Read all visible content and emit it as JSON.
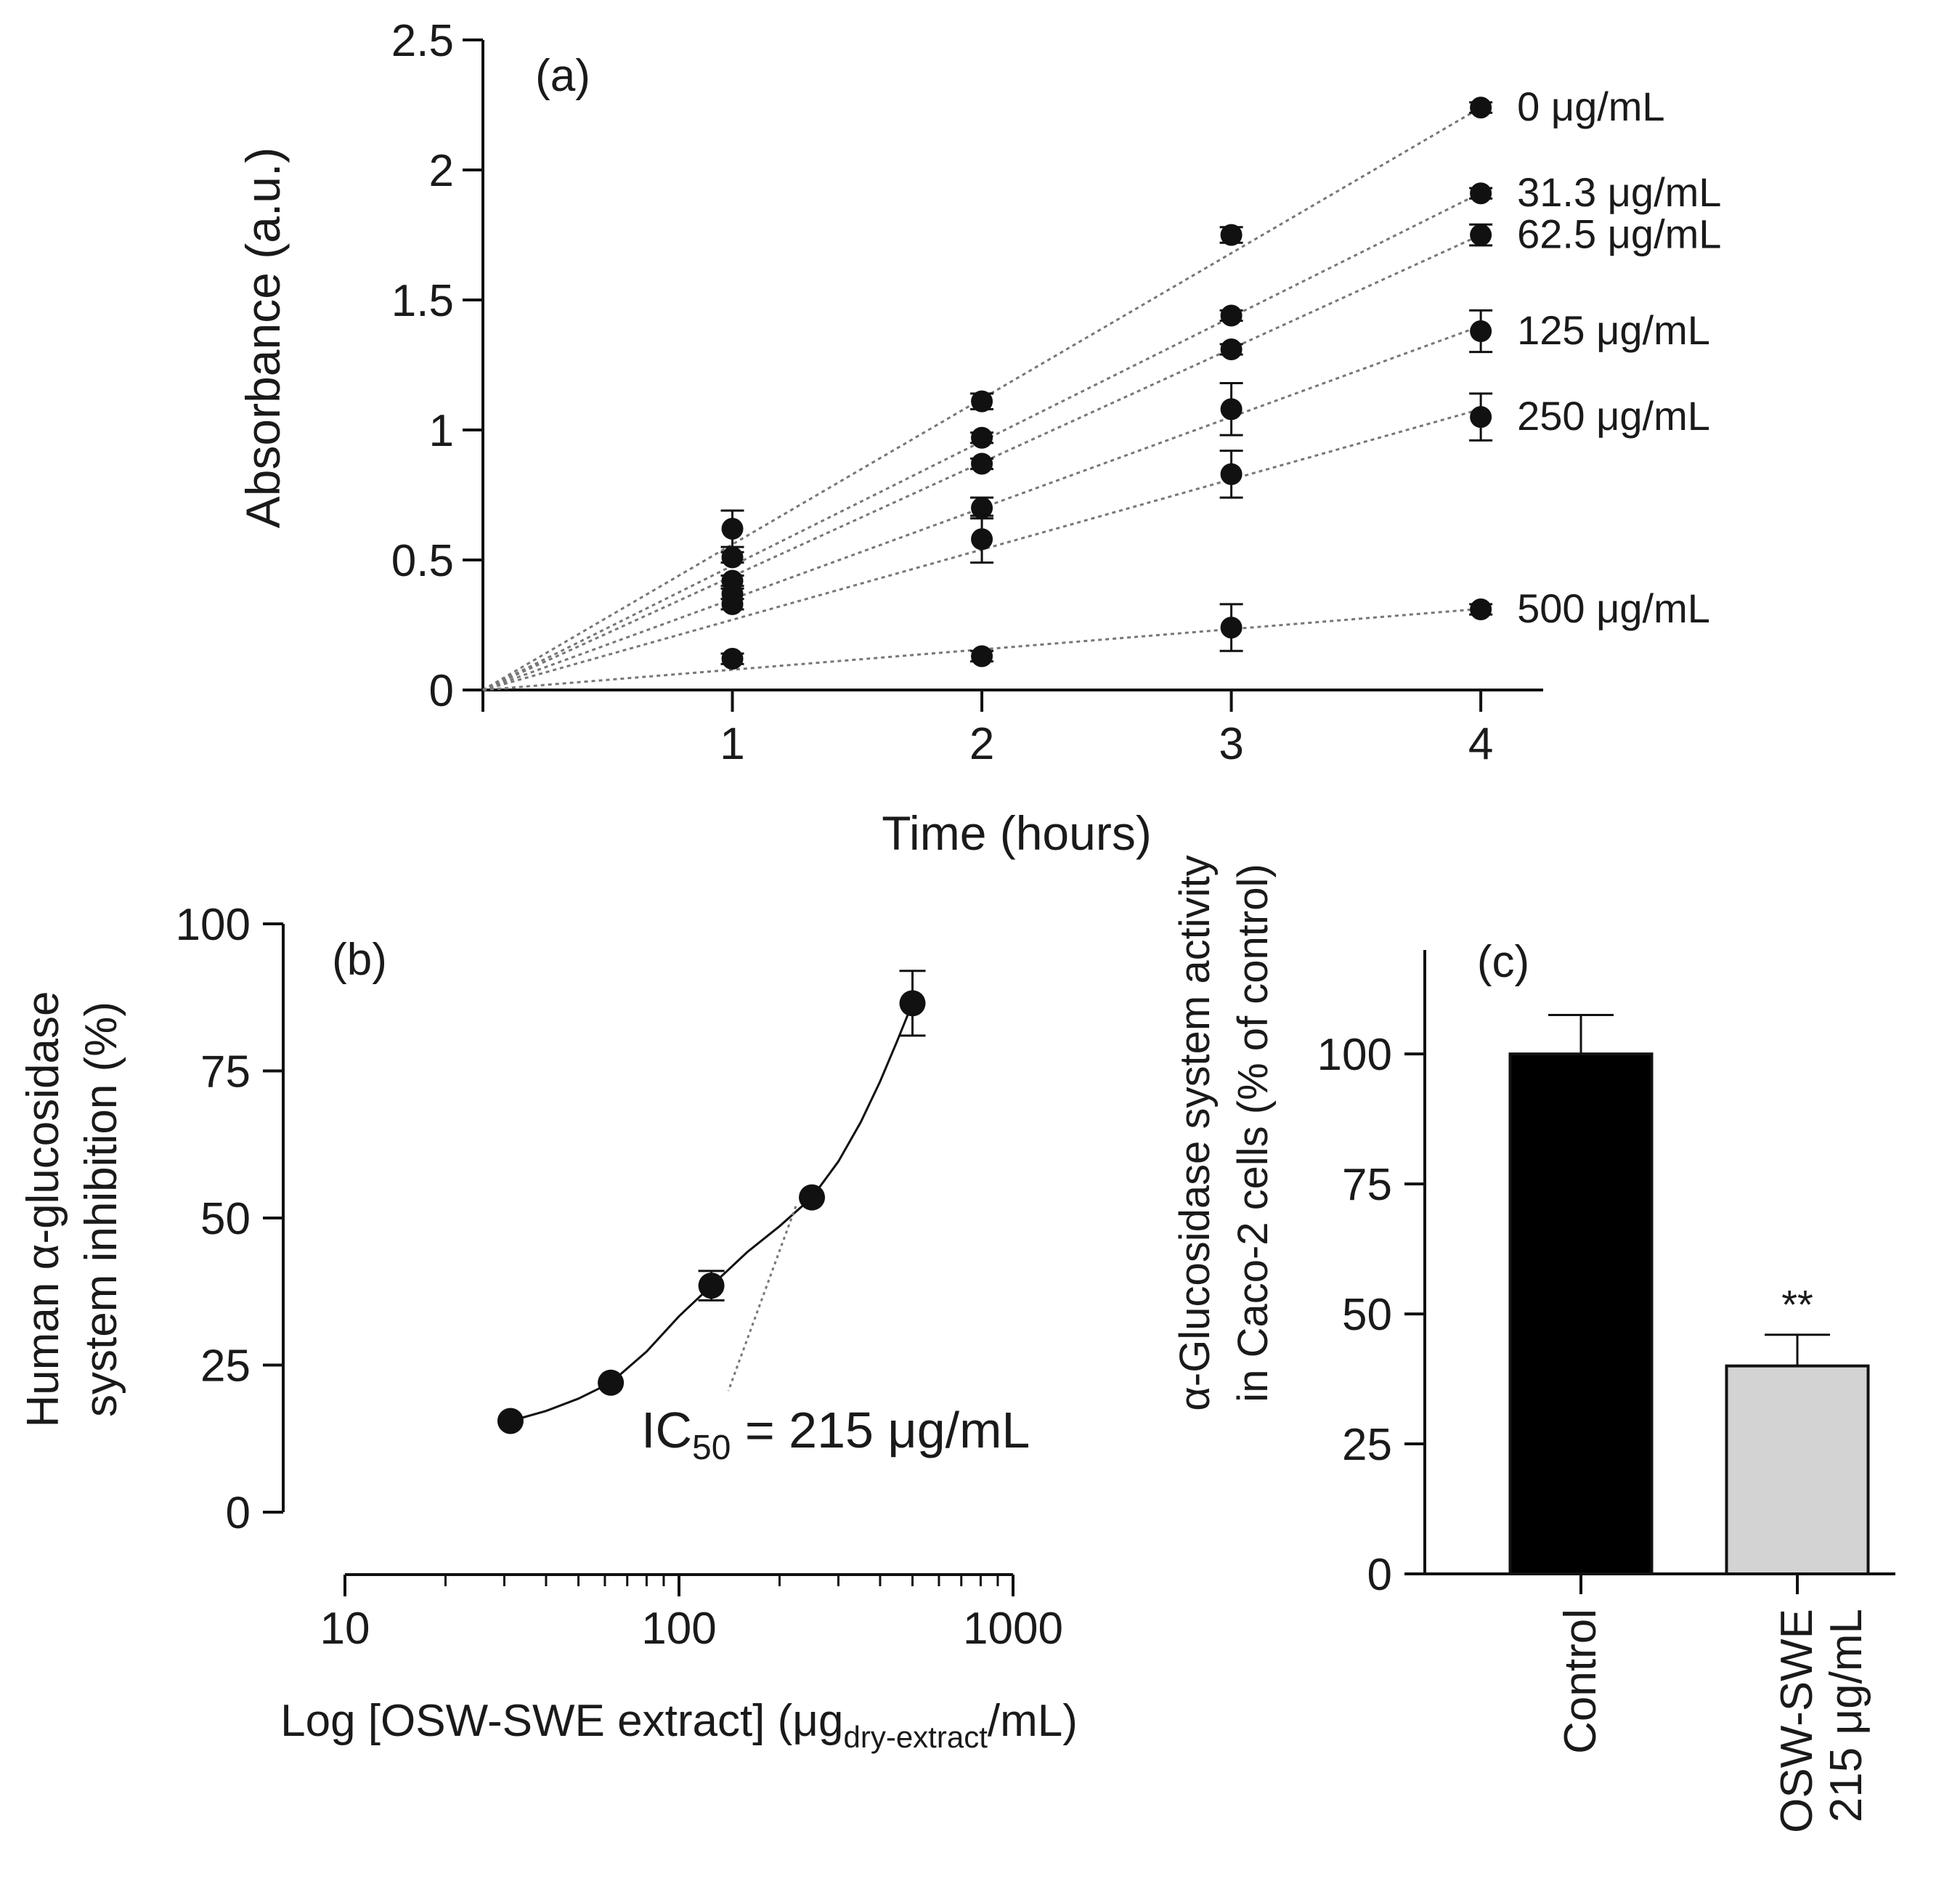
{
  "figure": {
    "colors": {
      "ink": "#111111",
      "dotted": "#777777",
      "control_bar": "#000000",
      "treated_bar": "#d3d3d3"
    }
  },
  "chart_data": [
    {
      "id": "a",
      "type": "scatter",
      "panel_label": "(a)",
      "title": "",
      "xlabel": "Time (hours)",
      "ylabel": "Absorbance (a.u.)",
      "xlim": [
        0,
        4.25
      ],
      "ylim": [
        0,
        2.5
      ],
      "xticks": [
        1,
        2,
        3,
        4
      ],
      "xtick_labels": [
        "1",
        "2",
        "3",
        "4"
      ],
      "yticks": [
        0,
        0.5,
        1,
        1.5,
        2,
        2.5
      ],
      "ytick_labels": [
        "0",
        "0.5",
        "1",
        "1.5",
        "2",
        "2.5"
      ],
      "fit": "linear through origin (dotted)",
      "series": [
        {
          "name": "0 μg/mL",
          "x": [
            1,
            2,
            3,
            4
          ],
          "y": [
            0.62,
            1.11,
            1.75,
            2.24
          ],
          "err": [
            0.07,
            0.03,
            0.03,
            0.02
          ],
          "slope": 0.56
        },
        {
          "name": "31.3 μg/mL",
          "x": [
            1,
            2,
            3,
            4
          ],
          "y": [
            0.51,
            0.97,
            1.44,
            1.91
          ],
          "err": [
            0.02,
            0.02,
            0.02,
            0.02
          ],
          "slope": 0.478
        },
        {
          "name": "62.5 μg/mL",
          "x": [
            1,
            2,
            3,
            4
          ],
          "y": [
            0.42,
            0.87,
            1.31,
            1.75
          ],
          "err": [
            0.02,
            0.02,
            0.02,
            0.04
          ],
          "slope": 0.4375
        },
        {
          "name": "125 μg/mL",
          "x": [
            1,
            2,
            3,
            4
          ],
          "y": [
            0.37,
            0.7,
            1.08,
            1.38
          ],
          "err": [
            0.02,
            0.04,
            0.1,
            0.08
          ],
          "slope": 0.35
        },
        {
          "name": "250 μg/mL",
          "x": [
            1,
            2,
            3,
            4
          ],
          "y": [
            0.33,
            0.58,
            0.83,
            1.05
          ],
          "err": [
            0.02,
            0.09,
            0.09,
            0.09
          ],
          "slope": 0.27
        },
        {
          "name": "500 μg/mL",
          "x": [
            1,
            2,
            3,
            4
          ],
          "y": [
            0.12,
            0.13,
            0.24,
            0.31
          ],
          "err": [
            0.02,
            0.02,
            0.09,
            0.02
          ],
          "slope": 0.078
        }
      ]
    },
    {
      "id": "b",
      "type": "scatter",
      "panel_label": "(b)",
      "title": "",
      "xlabel": "Log [OSW-SWE extract] (μg",
      "xlabel_sub": "dry-extract",
      "xlabel_end": "/mL)",
      "ylabel_line1": "Human α-glucosidase",
      "ylabel_line2": "system inhibition (%)",
      "xscale": "log",
      "xlim": [
        10,
        1000
      ],
      "ylim": [
        0,
        100
      ],
      "xticks": [
        10,
        100,
        1000
      ],
      "xtick_labels": [
        "10",
        "100",
        "1000"
      ],
      "yticks": [
        0,
        25,
        50,
        75,
        100
      ],
      "ytick_labels": [
        "0",
        "25",
        "50",
        "75",
        "100"
      ],
      "x": [
        31.3,
        62.5,
        125,
        250,
        500
      ],
      "y": [
        15.5,
        22,
        38.5,
        53.5,
        86.5
      ],
      "err": [
        1,
        1,
        2.5,
        1,
        5.5
      ],
      "fit_curve_x": [
        31.3,
        40,
        50,
        62.5,
        80,
        100,
        125,
        160,
        200,
        250,
        300,
        350,
        400,
        450,
        500
      ],
      "fit_curve_y": [
        15.5,
        17.2,
        19.3,
        22,
        27.3,
        33.3,
        38.5,
        44.2,
        48.6,
        53.5,
        59.6,
        66.3,
        73.2,
        80.1,
        86.5
      ],
      "annotation": {
        "text_pre": "IC",
        "text_sub": "50",
        "text_post": " = 215 μg/mL",
        "x": 215,
        "y": 50
      }
    },
    {
      "id": "c",
      "type": "bar",
      "panel_label": "(c)",
      "title": "",
      "ylabel_line1": "α-Glucosidase system activity",
      "ylabel_line2": "in Caco-2 cells (% of control)",
      "categories": [
        "Control",
        "OSW-SWE 215 μg/mL"
      ],
      "category_lines": [
        [
          "Control"
        ],
        [
          "OSW-SWE",
          "215 μg/mL"
        ]
      ],
      "values": [
        100,
        40
      ],
      "err": [
        7.5,
        6
      ],
      "significance": [
        "",
        "**"
      ],
      "ylim": [
        0,
        120
      ],
      "yticks": [
        0,
        25,
        50,
        75,
        100
      ],
      "ytick_labels": [
        "0",
        "25",
        "50",
        "75",
        "100"
      ]
    }
  ]
}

DIRECTIONS: Take every line above that includes "dotted" and list it.

ANSWER:
      "dotted": "#777777",
      "fit": "linear through origin (dotted)",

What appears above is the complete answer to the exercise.